### TASK GOAL
Leave out the pictures and transcribe everything else exactly.

### DATA TO USE
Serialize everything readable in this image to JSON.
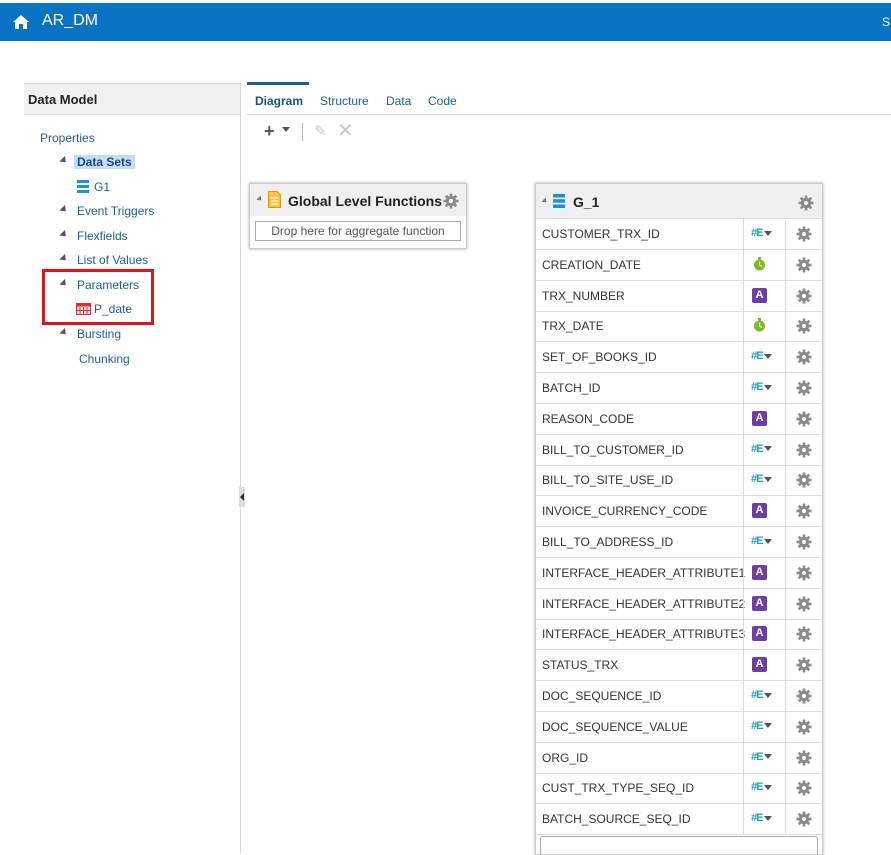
{
  "app": {
    "title": "AR_DM",
    "top_right": "S"
  },
  "left_panel": {
    "title": "Data Model",
    "properties": "Properties",
    "data_sets": "Data Sets",
    "g1": "G1",
    "event_triggers": "Event Triggers",
    "flexfields": "Flexfields",
    "list_of_values": "List of Values",
    "parameters": "Parameters",
    "p_date": "P_date",
    "bursting": "Bursting",
    "chunking": "Chunking"
  },
  "tabs": [
    "Diagram",
    "Structure",
    "Data",
    "Code"
  ],
  "toolbar": {
    "add": "+",
    "edit": "✎",
    "delete": "✕"
  },
  "global_functions": {
    "title": "Global Level Functions",
    "drop_text": "Drop here for aggregate function"
  },
  "group": {
    "title": "G_1",
    "columns": [
      {
        "name": "CUSTOMER_TRX_ID",
        "type": "number"
      },
      {
        "name": "CREATION_DATE",
        "type": "date"
      },
      {
        "name": "TRX_NUMBER",
        "type": "string"
      },
      {
        "name": "TRX_DATE",
        "type": "date"
      },
      {
        "name": "SET_OF_BOOKS_ID",
        "type": "number"
      },
      {
        "name": "BATCH_ID",
        "type": "number"
      },
      {
        "name": "REASON_CODE",
        "type": "string"
      },
      {
        "name": "BILL_TO_CUSTOMER_ID",
        "type": "number"
      },
      {
        "name": "BILL_TO_SITE_USE_ID",
        "type": "number"
      },
      {
        "name": "INVOICE_CURRENCY_CODE",
        "type": "string"
      },
      {
        "name": "BILL_TO_ADDRESS_ID",
        "type": "number"
      },
      {
        "name": "INTERFACE_HEADER_ATTRIBUTE1",
        "type": "string"
      },
      {
        "name": "INTERFACE_HEADER_ATTRIBUTE2",
        "type": "string"
      },
      {
        "name": "INTERFACE_HEADER_ATTRIBUTE3",
        "type": "string"
      },
      {
        "name": "STATUS_TRX",
        "type": "string"
      },
      {
        "name": "DOC_SEQUENCE_ID",
        "type": "number"
      },
      {
        "name": "DOC_SEQUENCE_VALUE",
        "type": "number"
      },
      {
        "name": "ORG_ID",
        "type": "number"
      },
      {
        "name": "CUST_TRX_TYPE_SEQ_ID",
        "type": "number"
      },
      {
        "name": "BATCH_SOURCE_SEQ_ID",
        "type": "number"
      }
    ]
  },
  "type_badges": {
    "string": "A",
    "number": "#E"
  },
  "colors": {
    "header_bar": "#0a73c3",
    "highlight_box": "#e0141e",
    "string_badge": "#6c3fa0",
    "number_badge": "#1aa3b3",
    "date_badge": "#7ab929"
  }
}
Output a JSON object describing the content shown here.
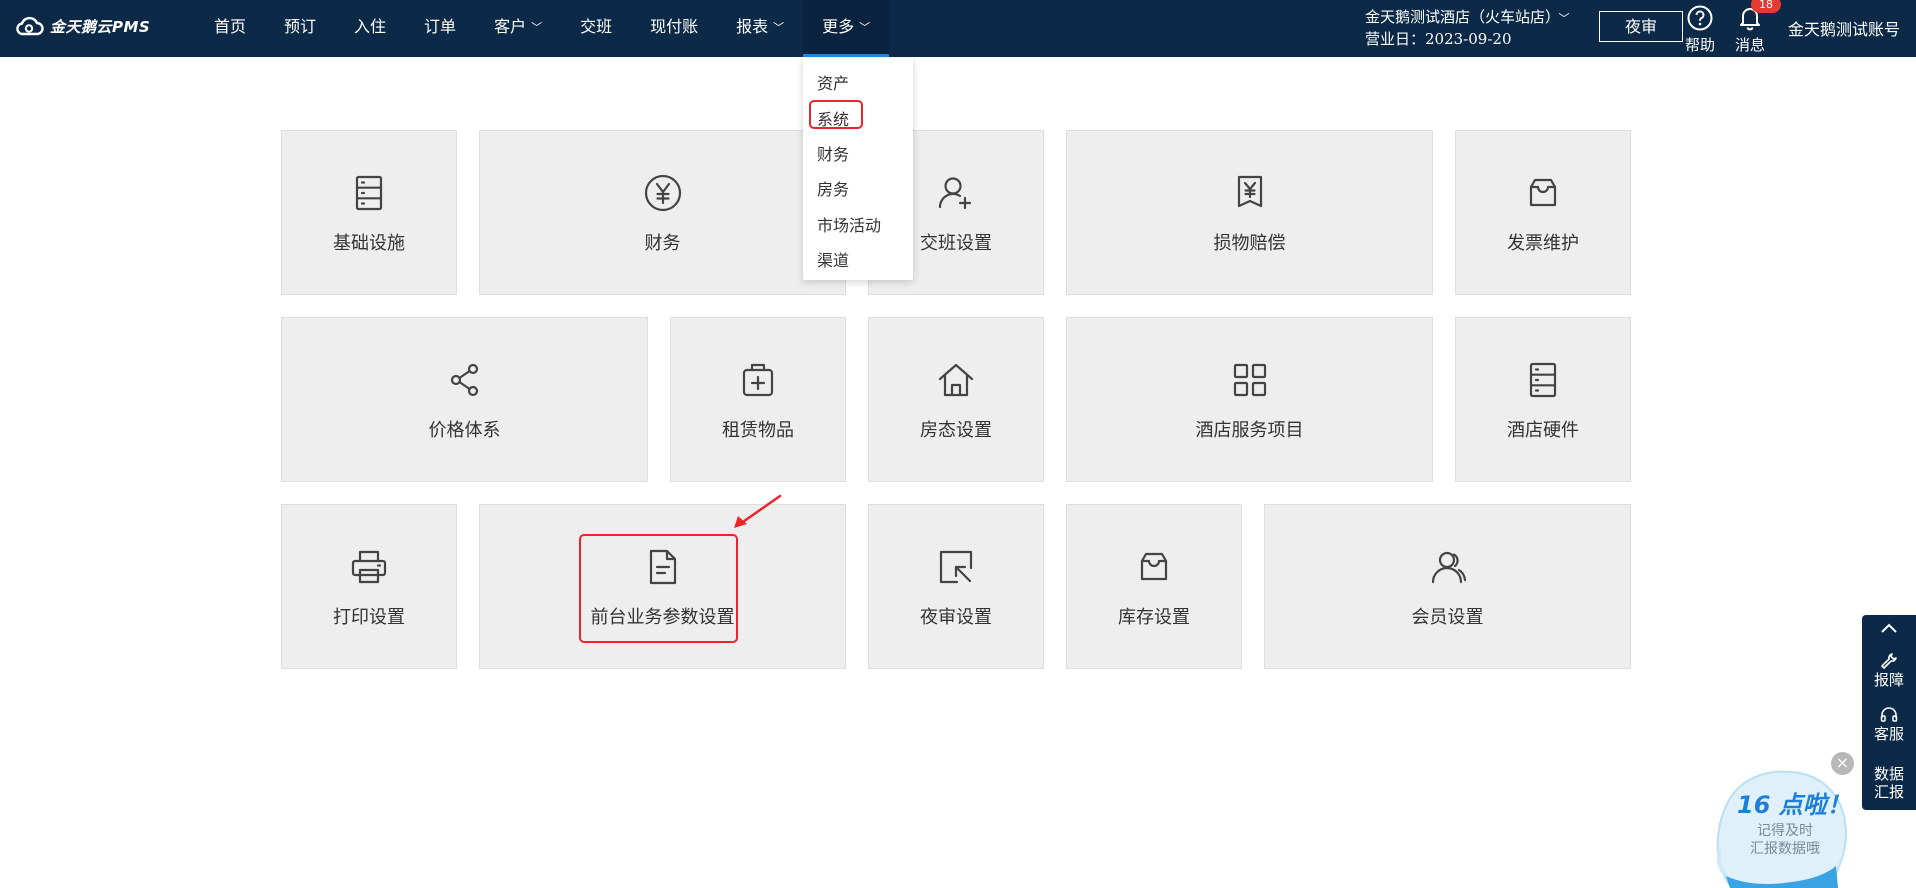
{
  "brand": {
    "name": "金天鹅云PMS"
  },
  "nav": [
    {
      "label": "首页",
      "dropdown": false,
      "active": false
    },
    {
      "label": "预订",
      "dropdown": false,
      "active": false
    },
    {
      "label": "入住",
      "dropdown": false,
      "active": false
    },
    {
      "label": "订单",
      "dropdown": false,
      "active": false
    },
    {
      "label": "客户",
      "dropdown": true,
      "active": false
    },
    {
      "label": "交班",
      "dropdown": false,
      "active": false
    },
    {
      "label": "现付账",
      "dropdown": false,
      "active": false
    },
    {
      "label": "报表",
      "dropdown": true,
      "active": false
    },
    {
      "label": "更多",
      "dropdown": true,
      "active": true
    }
  ],
  "header": {
    "hotel_name": "金天鹅测试酒店（火车站店）",
    "business_date": "营业日：2023-09-20",
    "night_audit_button": "夜审",
    "help_label": "帮助",
    "messages_label": "消息",
    "messages_count": "18",
    "account_name": "金天鹅测试账号"
  },
  "more_menu": [
    "资产",
    "系统",
    "财务",
    "房务",
    "市场活动",
    "渠道"
  ],
  "tiles": [
    {
      "label": "基础设施",
      "icon": "server-rack-icon"
    },
    {
      "label": "财务",
      "icon": "yen-circle-icon"
    },
    {
      "label": "交班设置",
      "icon": "user-add-icon"
    },
    {
      "label": "损物赔偿",
      "icon": "yen-receipt-icon"
    },
    {
      "label": "发票维护",
      "icon": "inbox-icon"
    },
    {
      "label": "价格体系",
      "icon": "share-nodes-icon"
    },
    {
      "label": "租赁物品",
      "icon": "medical-bag-icon"
    },
    {
      "label": "房态设置",
      "icon": "house-icon"
    },
    {
      "label": "酒店服务项目",
      "icon": "grid-icon"
    },
    {
      "label": "酒店硬件",
      "icon": "server-rack-icon"
    },
    {
      "label": "打印设置",
      "icon": "printer-icon"
    },
    {
      "label": "前台业务参数设置",
      "icon": "document-icon"
    },
    {
      "label": "夜审设置",
      "icon": "cursor-box-icon"
    },
    {
      "label": "库存设置",
      "icon": "inbox-icon"
    },
    {
      "label": "会员设置",
      "icon": "users-icon"
    }
  ],
  "side_panel": {
    "report_issue": "报障",
    "customer_service": "客服",
    "data_report": "数据汇报"
  },
  "promo": {
    "title": "16 点啦！",
    "line1": "记得及时",
    "line2": "汇报数据哦"
  }
}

### EXPECTED OUTPUT
Serialize everything readable in this image to JSON.
{
  "app": {
    "title": "AR_DM",
    "top_right": "S"
  },
  "left_panel": {
    "title": "Data Model",
    "properties": "Properties",
    "data_sets": "Data Sets",
    "g1": "G1",
    "event_triggers": "Event Triggers",
    "flexfields": "Flexfields",
    "list_of_values": "List of Values",
    "parameters": "Parameters",
    "p_date": "P_date",
    "bursting": "Bursting",
    "chunking": "Chunking"
  },
  "tabs": [
    "Diagram",
    "Structure",
    "Data",
    "Code"
  ],
  "toolbar": {
    "add": "+",
    "edit": "✎",
    "delete": "✕"
  },
  "global_functions": {
    "title": "Global Level Functions",
    "drop_text": "Drop here for aggregate function"
  },
  "group": {
    "title": "G_1",
    "columns": [
      {
        "name": "CUSTOMER_TRX_ID",
        "type": "number"
      },
      {
        "name": "CREATION_DATE",
        "type": "date"
      },
      {
        "name": "TRX_NUMBER",
        "type": "string"
      },
      {
        "name": "TRX_DATE",
        "type": "date"
      },
      {
        "name": "SET_OF_BOOKS_ID",
        "type": "number"
      },
      {
        "name": "BATCH_ID",
        "type": "number"
      },
      {
        "name": "REASON_CODE",
        "type": "string"
      },
      {
        "name": "BILL_TO_CUSTOMER_ID",
        "type": "number"
      },
      {
        "name": "BILL_TO_SITE_USE_ID",
        "type": "number"
      },
      {
        "name": "INVOICE_CURRENCY_CODE",
        "type": "string"
      },
      {
        "name": "BILL_TO_ADDRESS_ID",
        "type": "number"
      },
      {
        "name": "INTERFACE_HEADER_ATTRIBUTE1",
        "type": "string"
      },
      {
        "name": "INTERFACE_HEADER_ATTRIBUTE2",
        "type": "string"
      },
      {
        "name": "INTERFACE_HEADER_ATTRIBUTE3",
        "type": "string"
      },
      {
        "name": "STATUS_TRX",
        "type": "string"
      },
      {
        "name": "DOC_SEQUENCE_ID",
        "type": "number"
      },
      {
        "name": "DOC_SEQUENCE_VALUE",
        "type": "number"
      },
      {
        "name": "ORG_ID",
        "type": "number"
      },
      {
        "name": "CUST_TRX_TYPE_SEQ_ID",
        "type": "number"
      },
      {
        "name": "BATCH_SOURCE_SEQ_ID",
        "type": "number"
      }
    ]
  },
  "type_badges": {
    "string": "A",
    "number": "#E"
  },
  "colors": {
    "header_bar": "#0a73c3",
    "highlight_box": "#e0141e",
    "string_badge": "#6c3fa0",
    "number_badge": "#1aa3b3",
    "date_badge": "#7ab929"
  }
}
Output a JSON object describing the content shown here.
{
  "brand": {
    "name": "金天鹅云PMS"
  },
  "nav": [
    {
      "label": "首页",
      "dropdown": false,
      "active": false
    },
    {
      "label": "预订",
      "dropdown": false,
      "active": false
    },
    {
      "label": "入住",
      "dropdown": false,
      "active": false
    },
    {
      "label": "订单",
      "dropdown": false,
      "active": false
    },
    {
      "label": "客户",
      "dropdown": true,
      "active": false
    },
    {
      "label": "交班",
      "dropdown": false,
      "active": false
    },
    {
      "label": "现付账",
      "dropdown": false,
      "active": false
    },
    {
      "label": "报表",
      "dropdown": true,
      "active": false
    },
    {
      "label": "更多",
      "dropdown": true,
      "active": true
    }
  ],
  "header": {
    "hotel_name": "金天鹅测试酒店（火车站店）",
    "business_date": "营业日：2023-09-20",
    "night_audit_button": "夜审",
    "help_label": "帮助",
    "messages_label": "消息",
    "messages_count": "18",
    "account_name": "金天鹅测试账号"
  },
  "more_menu": [
    "资产",
    "系统",
    "财务",
    "房务",
    "市场活动",
    "渠道"
  ],
  "tiles": [
    {
      "label": "基础设施",
      "icon": "server-rack-icon"
    },
    {
      "label": "财务",
      "icon": "yen-circle-icon"
    },
    {
      "label": "交班设置",
      "icon": "user-add-icon"
    },
    {
      "label": "损物赔偿",
      "icon": "yen-receipt-icon"
    },
    {
      "label": "发票维护",
      "icon": "inbox-icon"
    },
    {
      "label": "价格体系",
      "icon": "share-nodes-icon"
    },
    {
      "label": "租赁物品",
      "icon": "medical-bag-icon"
    },
    {
      "label": "房态设置",
      "icon": "house-icon"
    },
    {
      "label": "酒店服务项目",
      "icon": "grid-icon"
    },
    {
      "label": "酒店硬件",
      "icon": "server-rack-icon"
    },
    {
      "label": "打印设置",
      "icon": "printer-icon"
    },
    {
      "label": "前台业务参数设置",
      "icon": "document-icon"
    },
    {
      "label": "夜审设置",
      "icon": "cursor-box-icon"
    },
    {
      "label": "库存设置",
      "icon": "inbox-icon"
    },
    {
      "label": "会员设置",
      "icon": "users-icon"
    }
  ],
  "side_panel": {
    "report_issue": "报障",
    "customer_service": "客服",
    "data_report": "数据汇报"
  },
  "promo": {
    "title": "16 点啦！",
    "line1": "记得及时",
    "line2": "汇报数据哦"
  }
}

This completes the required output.